Text segment ::
3. Fraud under § 10(a)(1): Odeon Capital Group LLC v. Ackerman and Karppinen v. Karl Keifer Machine Co.
To define the fraud standard, the court cites:
- Odeon Cap. Grp. LLC v. Ackerman, 864 F.3d 191 (2d Cir. 2017) — A petitioner must show, among other elements, that even with due diligence he could not have discovered the alleged fraud before the award issued.
- Karppinen v. Karl Keifer Mach. Co., 187 F.2d 32 (2d Cir. 1951) — Where the fraud allegation concerns credibility issues, the party must show that he could not have discovered the fraud during the arbitration; otherwise, he should have raised it as a defense then.
These precedents reinforce that fraud as a ground for vacatur cannot be premised on information actually known and used in the arbitration itself. If the allegedly fraudulent conduct is exposed during the proceeding and is subject to cross-examination and argument, then the complaint is really about how the arbitrator weighed that evidence.

Instruction 1 ::
Name every party that appears in the case titles cited in the passage on fraud under § 10(a)(1).
Instruction 2 ::
Repeat the passage on fraud under § 10(a)(1) verbatim from "- Karppinen v." to "a defense then.".

Dataset content ::
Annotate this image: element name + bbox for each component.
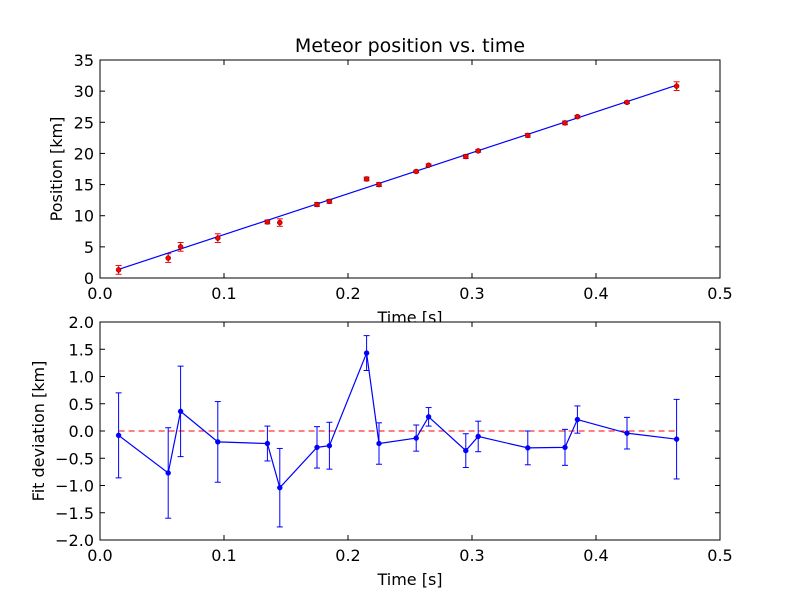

Reply 1 ::
- Odeon Capital Group LLC
- Ackerman
- Karppinen
- Karl Keifer Machine Co.

Reply 2 ::
- Karppinen v. Karl Keifer Mach. Co., 187 F.2d 32 (2d Cir. 1951) — Where the fraud allegation concerns credibility issues, the party must show that he could not have discovered the fraud during the arbitration; otherwise, he should have raised it as a defense then.